Find each line with the word "RandomUser" and copy it.

_Dataset excerpts_.
#####
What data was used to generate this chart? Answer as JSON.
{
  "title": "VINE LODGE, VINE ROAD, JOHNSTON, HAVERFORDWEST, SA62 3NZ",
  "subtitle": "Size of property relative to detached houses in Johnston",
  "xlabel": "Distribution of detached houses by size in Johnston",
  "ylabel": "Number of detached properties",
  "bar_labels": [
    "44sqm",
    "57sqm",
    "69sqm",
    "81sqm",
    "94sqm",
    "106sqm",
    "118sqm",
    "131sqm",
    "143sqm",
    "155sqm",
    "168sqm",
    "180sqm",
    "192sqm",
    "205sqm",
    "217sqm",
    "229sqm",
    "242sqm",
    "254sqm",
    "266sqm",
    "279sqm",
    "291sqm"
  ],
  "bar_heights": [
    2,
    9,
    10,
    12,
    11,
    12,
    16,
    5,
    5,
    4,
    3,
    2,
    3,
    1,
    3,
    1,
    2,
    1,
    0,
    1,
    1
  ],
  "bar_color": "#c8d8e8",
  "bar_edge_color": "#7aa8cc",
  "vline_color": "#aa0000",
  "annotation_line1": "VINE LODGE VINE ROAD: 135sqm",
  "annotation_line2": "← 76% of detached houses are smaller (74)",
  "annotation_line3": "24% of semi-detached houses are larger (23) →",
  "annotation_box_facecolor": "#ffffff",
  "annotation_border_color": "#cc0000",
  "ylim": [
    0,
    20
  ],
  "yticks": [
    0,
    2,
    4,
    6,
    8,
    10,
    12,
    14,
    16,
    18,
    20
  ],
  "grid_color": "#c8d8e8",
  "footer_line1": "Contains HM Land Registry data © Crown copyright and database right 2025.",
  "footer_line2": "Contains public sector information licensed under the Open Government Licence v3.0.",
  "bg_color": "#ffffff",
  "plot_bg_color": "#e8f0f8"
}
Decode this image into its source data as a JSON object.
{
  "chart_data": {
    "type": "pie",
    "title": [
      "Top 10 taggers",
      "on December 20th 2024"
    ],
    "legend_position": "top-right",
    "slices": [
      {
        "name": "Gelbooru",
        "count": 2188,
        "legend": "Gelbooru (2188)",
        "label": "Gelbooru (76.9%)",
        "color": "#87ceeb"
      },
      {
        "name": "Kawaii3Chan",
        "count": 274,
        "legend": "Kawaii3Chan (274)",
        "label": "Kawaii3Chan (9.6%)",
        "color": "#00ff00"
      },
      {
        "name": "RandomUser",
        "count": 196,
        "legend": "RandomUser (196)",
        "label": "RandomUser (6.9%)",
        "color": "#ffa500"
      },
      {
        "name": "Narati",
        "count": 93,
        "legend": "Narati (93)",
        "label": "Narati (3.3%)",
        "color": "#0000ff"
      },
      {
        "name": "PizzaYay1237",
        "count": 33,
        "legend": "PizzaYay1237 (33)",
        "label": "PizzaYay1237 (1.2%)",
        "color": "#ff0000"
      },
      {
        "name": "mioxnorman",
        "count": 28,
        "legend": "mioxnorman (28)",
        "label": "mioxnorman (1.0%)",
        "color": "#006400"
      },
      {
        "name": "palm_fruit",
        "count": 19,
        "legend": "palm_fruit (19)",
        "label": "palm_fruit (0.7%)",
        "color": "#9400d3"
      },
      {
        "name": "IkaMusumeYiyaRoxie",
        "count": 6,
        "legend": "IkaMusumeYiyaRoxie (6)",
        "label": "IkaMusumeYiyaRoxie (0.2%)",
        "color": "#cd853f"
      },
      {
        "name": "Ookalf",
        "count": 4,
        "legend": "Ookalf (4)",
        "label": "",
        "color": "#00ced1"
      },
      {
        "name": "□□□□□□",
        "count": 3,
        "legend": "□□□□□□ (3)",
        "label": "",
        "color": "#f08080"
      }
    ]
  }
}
#####
_In response_.
        "name": "RandomUser",
        "legend": "RandomUser (196)",
        "label": "RandomUser (6.9%)",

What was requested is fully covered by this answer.